▸ What is asked:
Copy every line that mentions the word "différences".

[A block of data]
□ □ □ □

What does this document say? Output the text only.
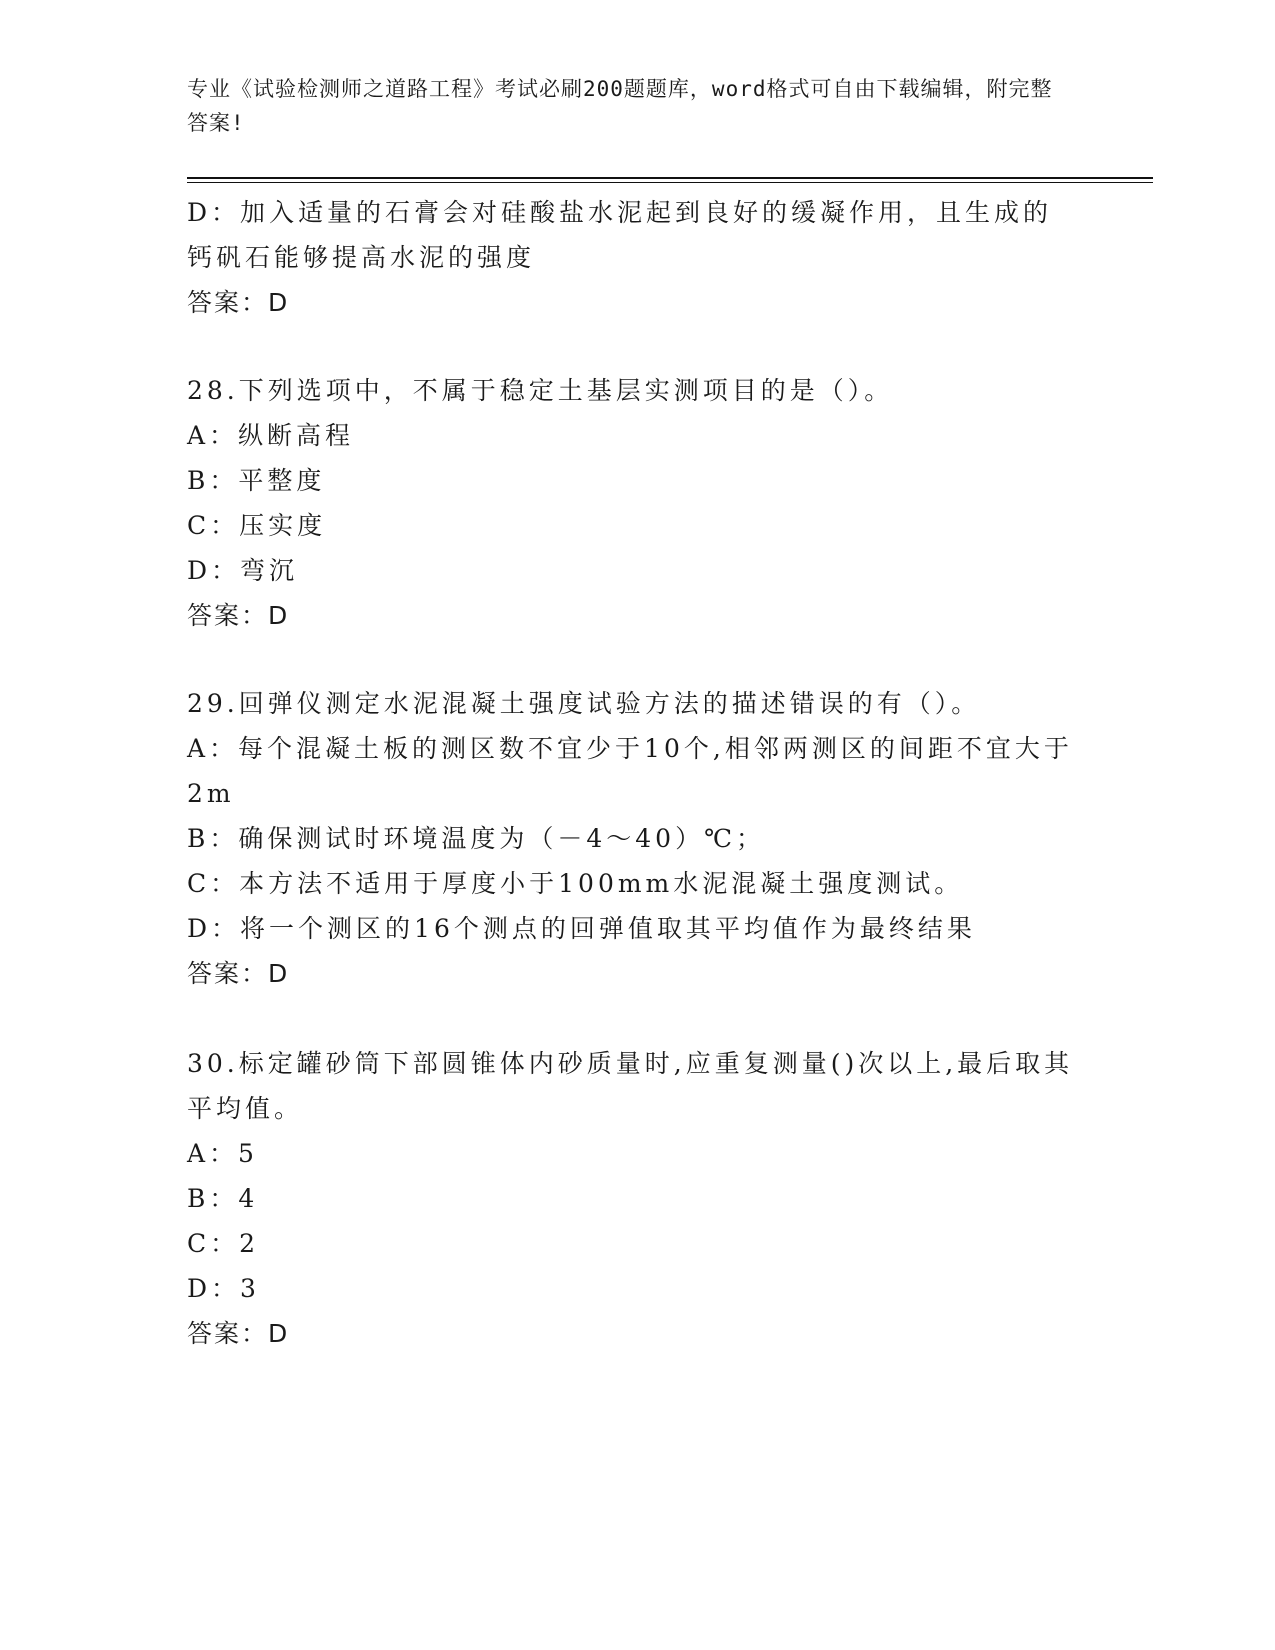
专业《试验检测师之道路工程》考试必刷200题题库，word格式可自由下载编辑，附完整答案!
D：加入适量的石膏会对硅酸盐水泥起到良好的缓凝作用，且生成的钙矾石能够提高水泥的强度
答案：D
28.下列选项中，不属于稳定土基层实测项目的是（）。
A：纵断高程
B：平整度
C：压实度
D：弯沉
答案：D
29.回弹仪测定水泥混凝土强度试验方法的描述错误的有（）。
A：每个混凝土板的测区数不宜少于10个,相邻两测区的间距不宜大于2m
B：确保测试时环境温度为（－4～40）℃；
C：本方法不适用于厚度小于100mm水泥混凝土强度测试。
D：将一个测区的16个测点的回弹值取其平均值作为最终结果
答案：D
30.标定罐砂筒下部圆锥体内砂质量时,应重复测量()次以上,最后取其平均值。
A：5
B：4
C：2
D：3
答案：D
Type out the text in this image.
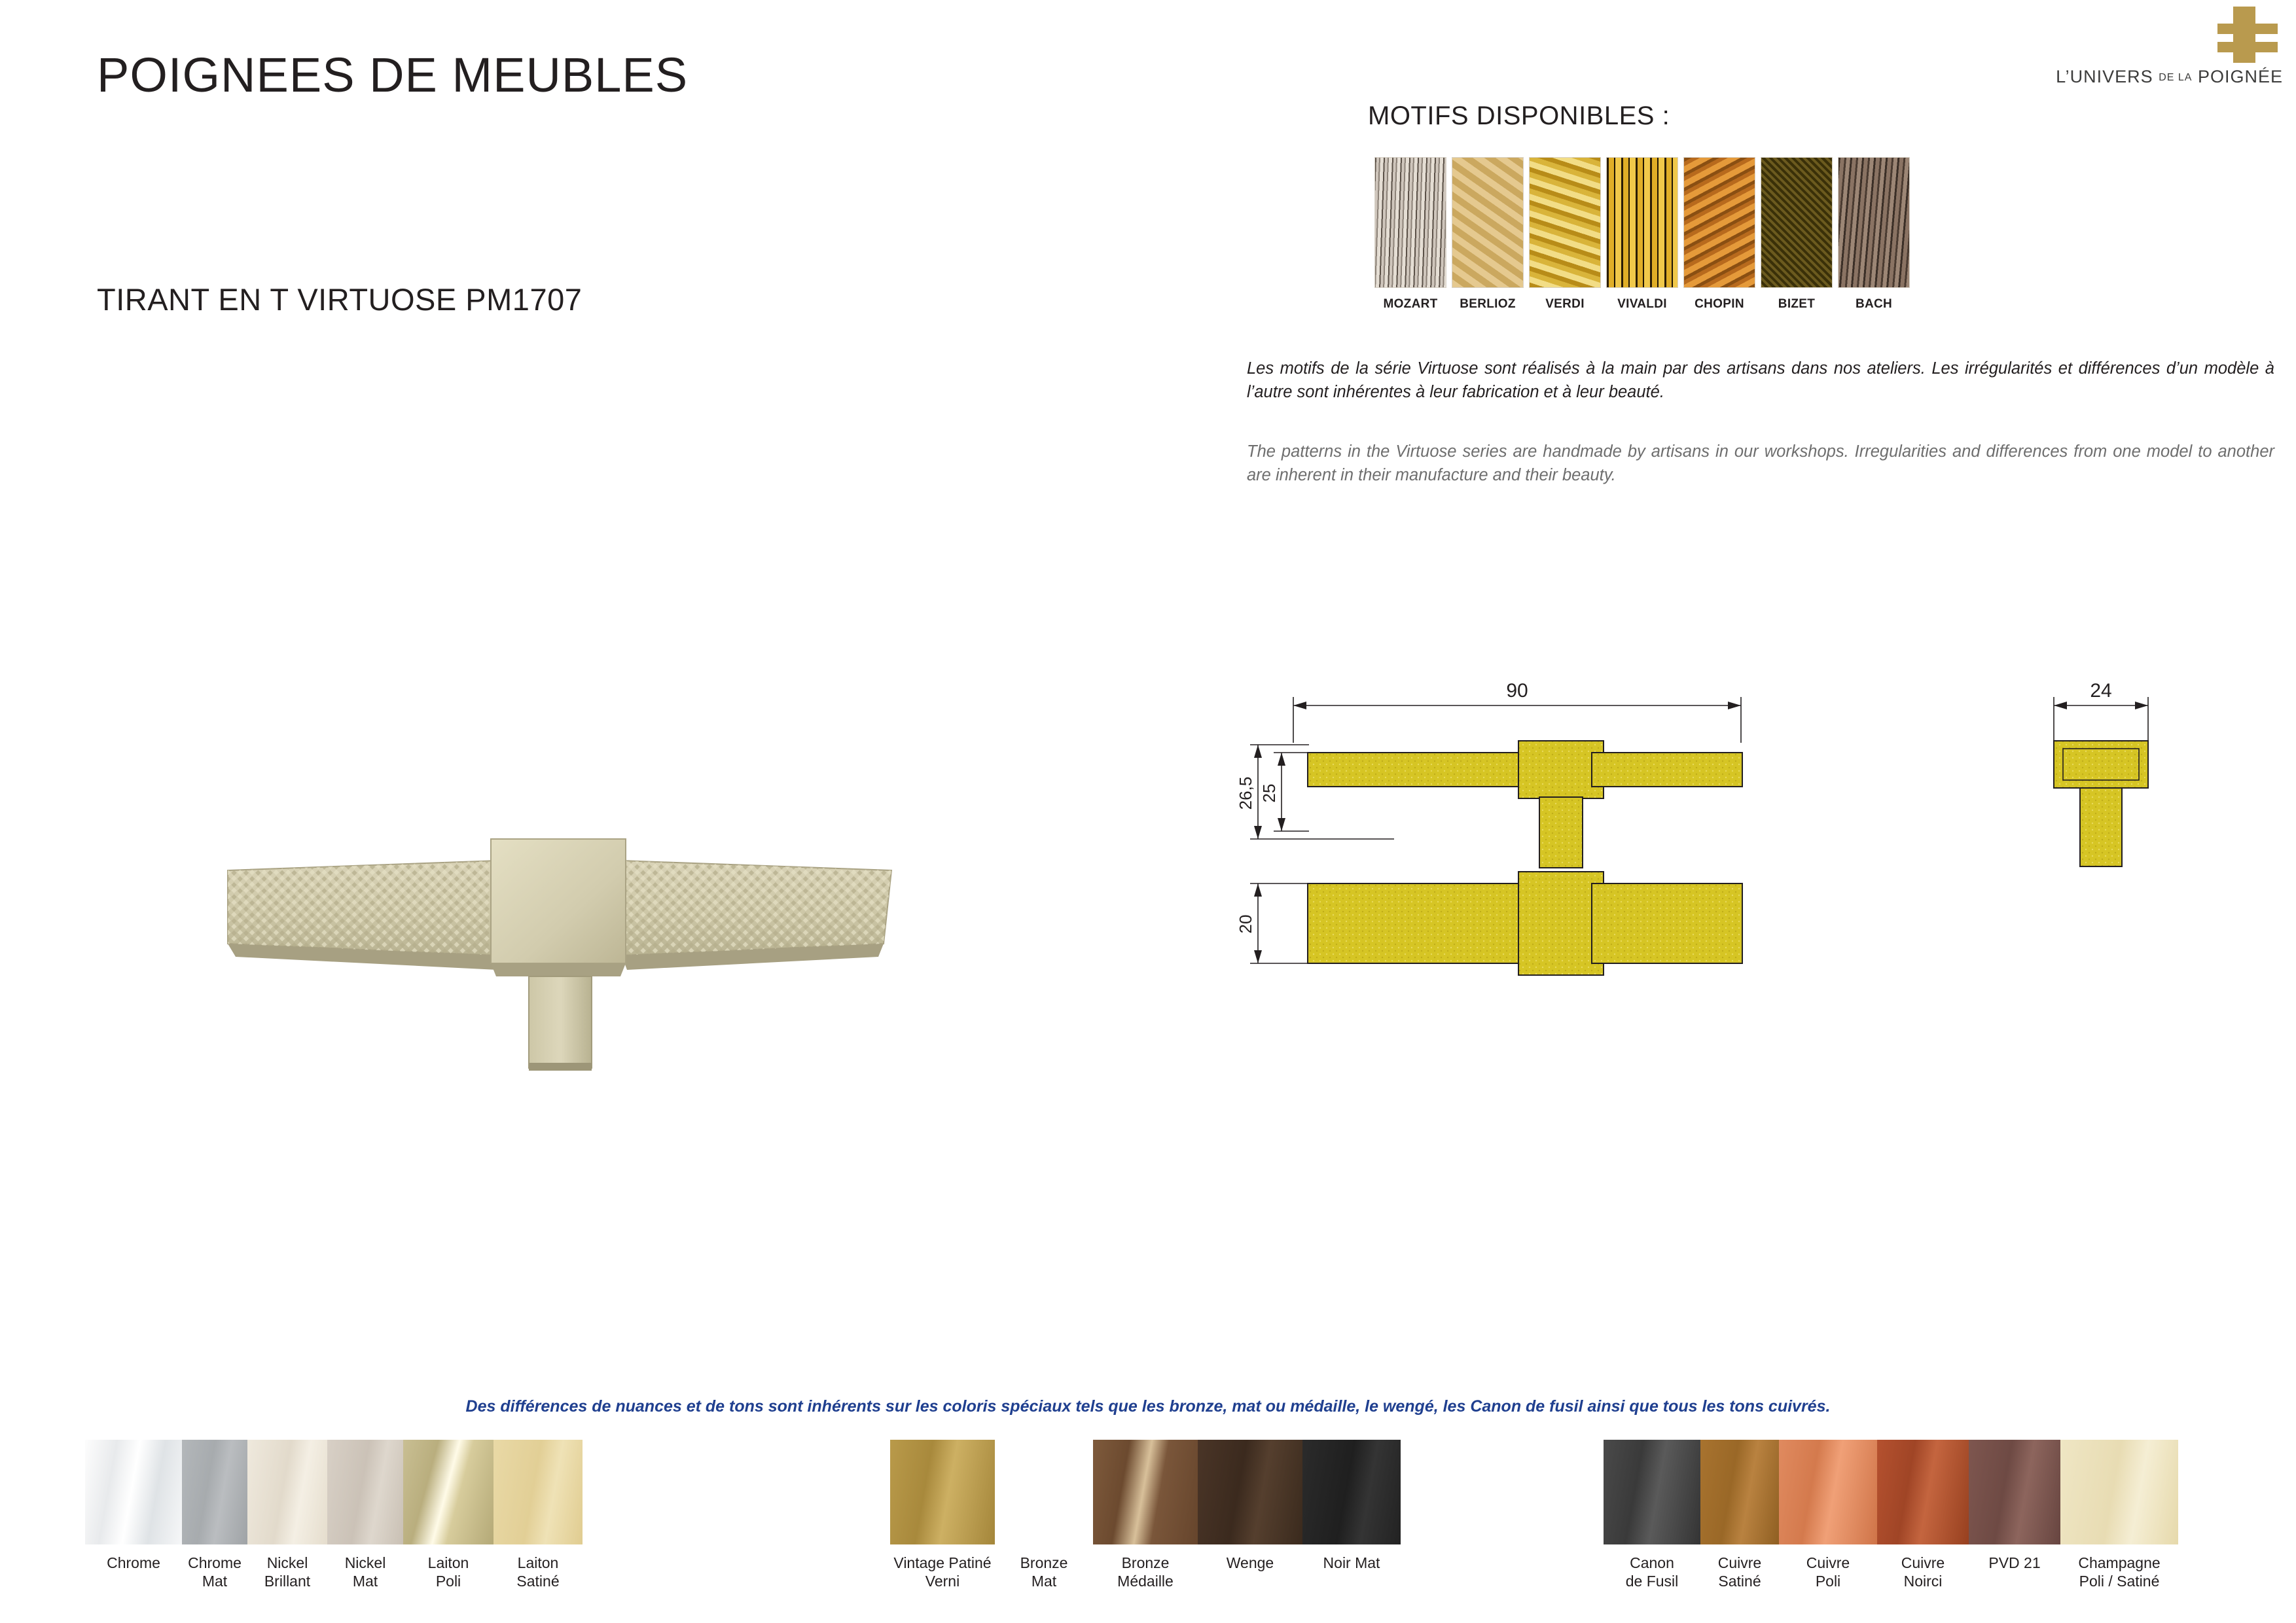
POIGNEES DE MEUBLES
TIRANT EN T VIRTUOSE PM1707
L’UNIVERS DE LA POIGNÉE
MOTIFS DISPONIBLES :
MOZART	BERLIOZ	VERDI	VIVALDI	CHOPIN	BIZET	BACH
Les motifs de la série Virtuose sont réalisés à la main par des artisans dans nos ateliers. Les irrégularités et différences d’un modèle à l’autre sont inhérentes à leur fabrication et à leur beauté.
The patterns in the Virtuose series are handmade by artisans in our workshops. Irregularities and differences from one model to another are inherent in their manufacture and their beauty.
90	24
26,5 25
20
Des différences de nuances et de tons sont inhérents sur les coloris spéciaux tels que les bronze, mat ou médaille, le wengé, les Canon de fusil ainsi que tous les tons cuivrés.
Chrome	Chrome
Mat
Nickel
Brillant
Nickel
Mat
Laiton
Poli
Laiton
Satiné
Vintage Patiné
Verni
Bronze
Mat
Bronze
Médaille
Wenge	Noir Mat	Canon
de Fusil
Cuivre
Satiné
Cuivre
Poli
Cuivre
Noirci
PVD 21	Champagne
Poli / Satiné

□ □ □ □

▸ Solution to this problem:
Les motifs de la série Virtuose sont réalisés à la main par des artisans dans nos ateliers. Les irrégularités et différences d’un modèle à l’autre sont inhérentes à leur fabrication et à leur beauté.
Des différences de nuances et de tons sont inhérents sur les coloris spéciaux tels que les bronze, mat ou médaille, le wengé, les Canon de fusil ainsi que tous les tons cuivrés.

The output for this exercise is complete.